What to work on:
Word for word, restate every line of the material.

==== Given data

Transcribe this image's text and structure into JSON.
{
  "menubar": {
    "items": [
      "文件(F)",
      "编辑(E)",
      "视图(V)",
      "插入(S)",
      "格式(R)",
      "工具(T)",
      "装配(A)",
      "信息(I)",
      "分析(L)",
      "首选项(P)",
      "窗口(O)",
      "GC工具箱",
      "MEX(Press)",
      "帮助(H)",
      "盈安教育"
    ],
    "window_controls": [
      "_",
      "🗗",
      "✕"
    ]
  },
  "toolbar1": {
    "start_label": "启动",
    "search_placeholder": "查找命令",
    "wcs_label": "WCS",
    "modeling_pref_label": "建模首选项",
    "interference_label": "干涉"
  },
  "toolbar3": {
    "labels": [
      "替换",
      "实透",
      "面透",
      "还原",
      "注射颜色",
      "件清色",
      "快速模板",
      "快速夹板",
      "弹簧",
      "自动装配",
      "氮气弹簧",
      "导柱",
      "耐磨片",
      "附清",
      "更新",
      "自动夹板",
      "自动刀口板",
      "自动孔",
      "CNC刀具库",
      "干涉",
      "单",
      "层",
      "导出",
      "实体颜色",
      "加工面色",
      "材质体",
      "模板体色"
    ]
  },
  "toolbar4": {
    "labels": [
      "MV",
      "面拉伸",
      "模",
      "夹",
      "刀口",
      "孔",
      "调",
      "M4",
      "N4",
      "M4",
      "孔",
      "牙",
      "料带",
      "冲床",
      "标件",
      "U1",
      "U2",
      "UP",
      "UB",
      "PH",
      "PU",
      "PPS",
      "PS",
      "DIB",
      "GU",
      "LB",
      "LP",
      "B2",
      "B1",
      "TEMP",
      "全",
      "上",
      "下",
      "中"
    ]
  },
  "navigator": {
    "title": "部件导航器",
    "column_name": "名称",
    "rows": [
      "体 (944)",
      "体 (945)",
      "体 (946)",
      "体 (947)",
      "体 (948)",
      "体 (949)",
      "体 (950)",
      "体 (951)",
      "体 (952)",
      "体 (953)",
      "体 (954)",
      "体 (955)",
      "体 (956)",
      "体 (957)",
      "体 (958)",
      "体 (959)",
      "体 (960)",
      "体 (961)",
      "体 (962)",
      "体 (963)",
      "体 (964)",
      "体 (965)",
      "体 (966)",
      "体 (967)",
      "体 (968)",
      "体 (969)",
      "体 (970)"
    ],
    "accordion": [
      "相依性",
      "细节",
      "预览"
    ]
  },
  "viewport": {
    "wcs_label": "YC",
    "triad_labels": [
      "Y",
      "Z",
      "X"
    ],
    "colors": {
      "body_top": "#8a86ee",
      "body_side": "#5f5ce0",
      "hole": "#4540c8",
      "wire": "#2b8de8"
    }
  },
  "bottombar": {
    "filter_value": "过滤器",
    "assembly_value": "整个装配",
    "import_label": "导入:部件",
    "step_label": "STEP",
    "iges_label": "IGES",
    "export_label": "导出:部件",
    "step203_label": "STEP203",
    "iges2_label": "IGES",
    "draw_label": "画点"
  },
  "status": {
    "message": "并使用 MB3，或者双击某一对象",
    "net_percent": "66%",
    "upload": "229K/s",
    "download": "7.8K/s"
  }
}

========

The output:
Transcribe this image's text and structure into JSON.
{
  "menubar": {
    "items": [
      "文件(F)",
      "编辑(E)",
      "视图(V)",
      "插入(S)",
      "格式(R)",
      "工具(T)",
      "装配(A)",
      "信息(I)",
      "分析(L)",
      "首选项(P)",
      "窗口(O)",
      "GC工具箱",
      "MEX(Press)",
      "帮助(H)",
      "盈安教育"
    ],
    "window_controls": [
      "_",
      "🗗",
      "✕"
    ]
  },
  "toolbar1": {
    "start_label": "启动",
    "search_placeholder": "查找命令",
    "wcs_label": "WCS",
    "modeling_pref_label": "建模首选项",
    "interference_label": "干涉"
  },
  "toolbar3": {
    "labels": [
      "替换",
      "实透",
      "面透",
      "还原",
      "注射颜色",
      "件清色",
      "快速模板",
      "快速夹板",
      "弹簧",
      "自动装配",
      "氮气弹簧",
      "导柱",
      "耐磨片",
      "附清",
      "更新",
      "自动夹板",
      "自动刀口板",
      "自动孔",
      "CNC刀具库",
      "干涉",
      "单",
      "层",
      "导出",
      "实体颜色",
      "加工面色",
      "材质体",
      "模板体色"
    ]
  },
  "toolbar4": {
    "labels": [
      "MV",
      "面拉伸",
      "模",
      "夹",
      "刀口",
      "孔",
      "调",
      "M4",
      "N4",
      "M4",
      "孔",
      "牙",
      "料带",
      "冲床",
      "标件",
      "U1",
      "U2",
      "UP",
      "UB",
      "PH",
      "PU",
      "PPS",
      "PS",
      "DIB",
      "GU",
      "LB",
      "LP",
      "B2",
      "B1",
      "TEMP",
      "全",
      "上",
      "下",
      "中"
    ]
  },
  "navigator": {
    "title": "部件导航器",
    "column_name": "名称",
    "rows": [
      "体 (944)",
      "体 (945)",
      "体 (946)",
      "体 (947)",
      "体 (948)",
      "体 (949)",
      "体 (950)",
      "体 (951)",
      "体 (952)",
      "体 (953)",
      "体 (954)",
      "体 (955)",
      "体 (956)",
      "体 (957)",
      "体 (958)",
      "体 (959)",
      "体 (960)",
      "体 (961)",
      "体 (962)",
      "体 (963)",
      "体 (964)",
      "体 (965)",
      "体 (966)",
      "体 (967)",
      "体 (968)",
      "体 (969)",
      "体 (970)"
    ],
    "accordion": [
      "相依性",
      "细节",
      "预览"
    ]
  },
  "viewport": {
    "wcs_label": "YC",
    "triad_labels": [
      "Y",
      "Z",
      "X"
    ],
    "colors": {
      "body_top": "#8a86ee",
      "body_side": "#5f5ce0",
      "hole": "#4540c8",
      "wire": "#2b8de8"
    }
  },
  "bottombar": {
    "filter_value": "过滤器",
    "assembly_value": "整个装配",
    "import_label": "导入:部件",
    "step_label": "STEP",
    "iges_label": "IGES",
    "export_label": "导出:部件",
    "step203_label": "STEP203",
    "iges2_label": "IGES",
    "draw_label": "画点"
  },
  "status": {
    "message": "并使用 MB3，或者双击某一对象",
    "net_percent": "66%",
    "upload": "229K/s",
    "download": "7.8K/s"
  }
}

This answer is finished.